- [WRITTEN TASK]:
Identify and copy all lines of the material where the string "document" is found.

(Records from a dataset)
***

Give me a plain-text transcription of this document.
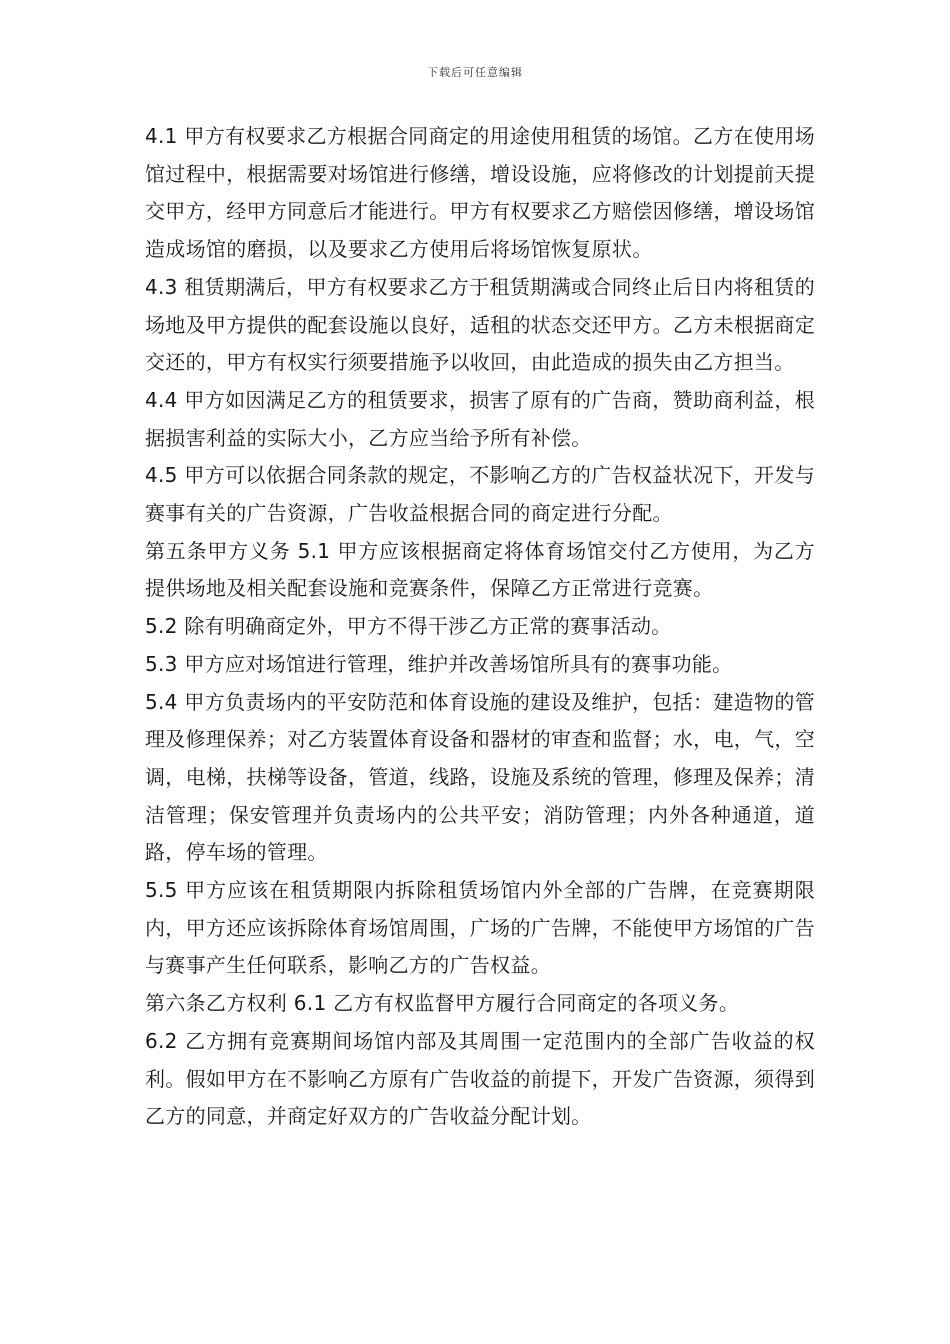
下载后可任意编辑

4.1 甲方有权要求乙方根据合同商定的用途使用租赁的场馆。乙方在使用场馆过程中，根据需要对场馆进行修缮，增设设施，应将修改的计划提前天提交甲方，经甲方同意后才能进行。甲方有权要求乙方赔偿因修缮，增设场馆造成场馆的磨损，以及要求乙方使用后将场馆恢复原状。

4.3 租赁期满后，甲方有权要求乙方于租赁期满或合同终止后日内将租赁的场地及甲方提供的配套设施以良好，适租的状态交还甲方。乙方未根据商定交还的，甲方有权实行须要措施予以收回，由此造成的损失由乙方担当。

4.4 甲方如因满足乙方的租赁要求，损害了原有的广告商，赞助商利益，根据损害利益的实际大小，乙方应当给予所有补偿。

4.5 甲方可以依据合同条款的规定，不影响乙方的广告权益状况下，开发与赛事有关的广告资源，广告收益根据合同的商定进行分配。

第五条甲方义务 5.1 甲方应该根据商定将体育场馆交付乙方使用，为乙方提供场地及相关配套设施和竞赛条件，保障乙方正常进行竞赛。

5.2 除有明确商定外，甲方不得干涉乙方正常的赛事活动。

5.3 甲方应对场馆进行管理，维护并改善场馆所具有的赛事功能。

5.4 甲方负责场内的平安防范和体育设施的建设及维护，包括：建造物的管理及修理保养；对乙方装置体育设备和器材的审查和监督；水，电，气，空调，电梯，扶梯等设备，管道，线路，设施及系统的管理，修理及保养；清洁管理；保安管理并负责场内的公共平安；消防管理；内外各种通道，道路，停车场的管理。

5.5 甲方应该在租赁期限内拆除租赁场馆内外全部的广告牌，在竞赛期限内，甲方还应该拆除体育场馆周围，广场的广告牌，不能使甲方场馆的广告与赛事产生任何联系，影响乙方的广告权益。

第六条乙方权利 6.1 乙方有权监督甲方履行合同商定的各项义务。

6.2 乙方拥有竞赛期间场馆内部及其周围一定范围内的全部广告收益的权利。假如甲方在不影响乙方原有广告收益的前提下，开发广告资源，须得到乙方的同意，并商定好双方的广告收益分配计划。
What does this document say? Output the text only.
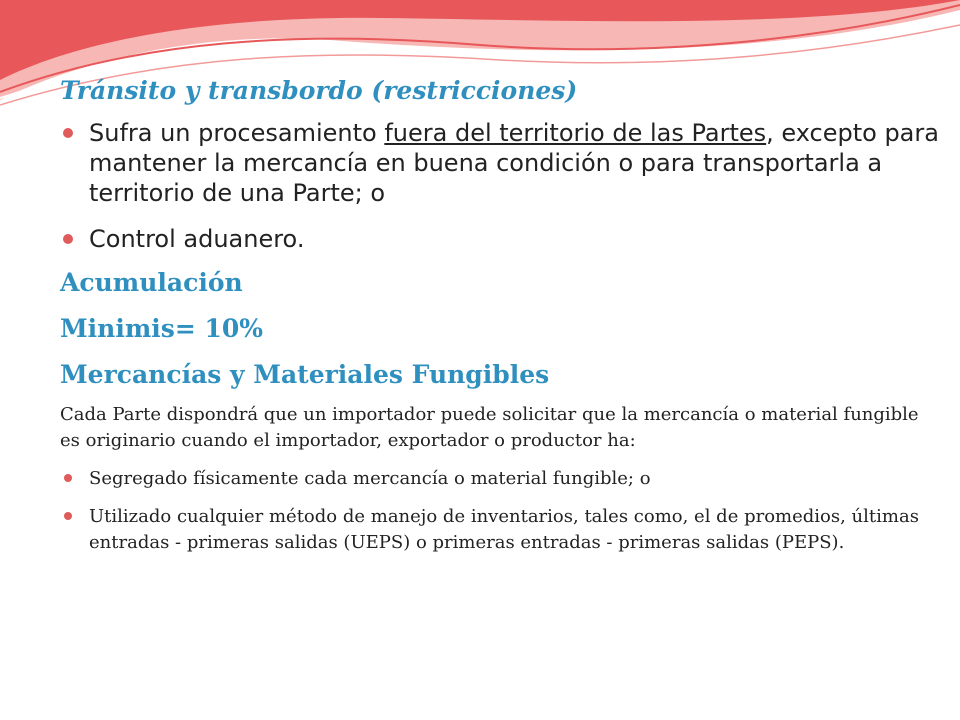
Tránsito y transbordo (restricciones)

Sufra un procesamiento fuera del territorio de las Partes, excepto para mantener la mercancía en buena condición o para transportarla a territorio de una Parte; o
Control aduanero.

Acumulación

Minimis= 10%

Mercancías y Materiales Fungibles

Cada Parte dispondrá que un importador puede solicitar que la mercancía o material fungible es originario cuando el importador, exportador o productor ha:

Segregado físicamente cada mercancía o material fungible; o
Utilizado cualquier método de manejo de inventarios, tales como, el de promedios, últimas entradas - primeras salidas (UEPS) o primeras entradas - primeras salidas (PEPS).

***

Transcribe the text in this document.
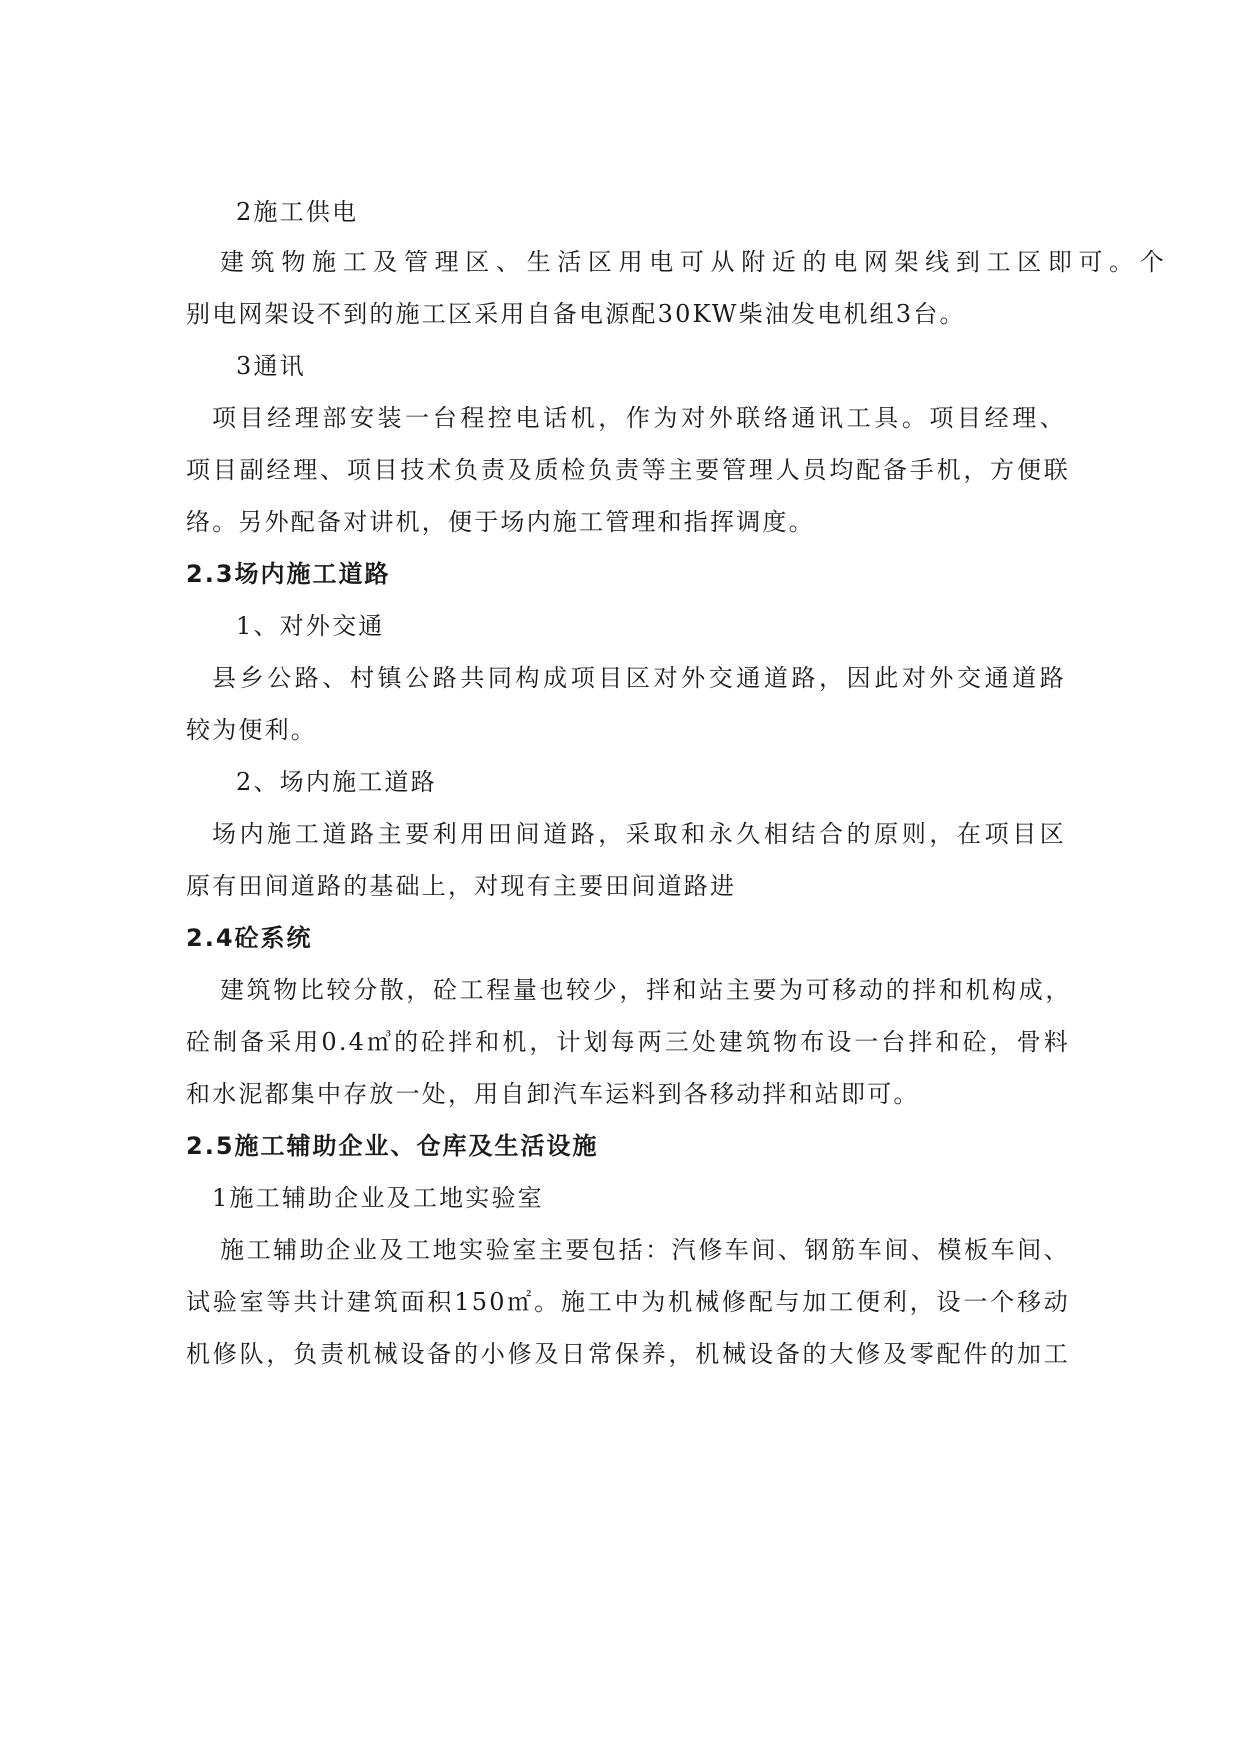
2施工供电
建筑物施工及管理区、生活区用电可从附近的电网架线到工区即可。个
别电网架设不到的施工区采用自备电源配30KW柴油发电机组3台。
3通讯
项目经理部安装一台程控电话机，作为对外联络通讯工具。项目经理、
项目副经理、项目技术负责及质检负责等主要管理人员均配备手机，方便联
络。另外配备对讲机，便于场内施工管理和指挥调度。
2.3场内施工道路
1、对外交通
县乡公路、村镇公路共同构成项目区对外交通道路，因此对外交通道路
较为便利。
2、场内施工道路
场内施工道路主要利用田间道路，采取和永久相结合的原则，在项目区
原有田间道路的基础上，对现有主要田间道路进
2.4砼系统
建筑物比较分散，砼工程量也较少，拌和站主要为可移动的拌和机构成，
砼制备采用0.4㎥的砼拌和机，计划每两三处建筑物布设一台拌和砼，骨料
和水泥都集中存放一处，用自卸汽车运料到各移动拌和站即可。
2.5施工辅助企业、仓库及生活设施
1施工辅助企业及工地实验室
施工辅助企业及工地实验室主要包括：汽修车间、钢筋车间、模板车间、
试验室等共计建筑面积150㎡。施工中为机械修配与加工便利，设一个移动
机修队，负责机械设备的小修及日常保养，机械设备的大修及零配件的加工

***

- [COMPLETE OUTPUT]:
Give me a plain-text transcription of this document.
What does this document say? Output the text only.
Transcribe the text in this document.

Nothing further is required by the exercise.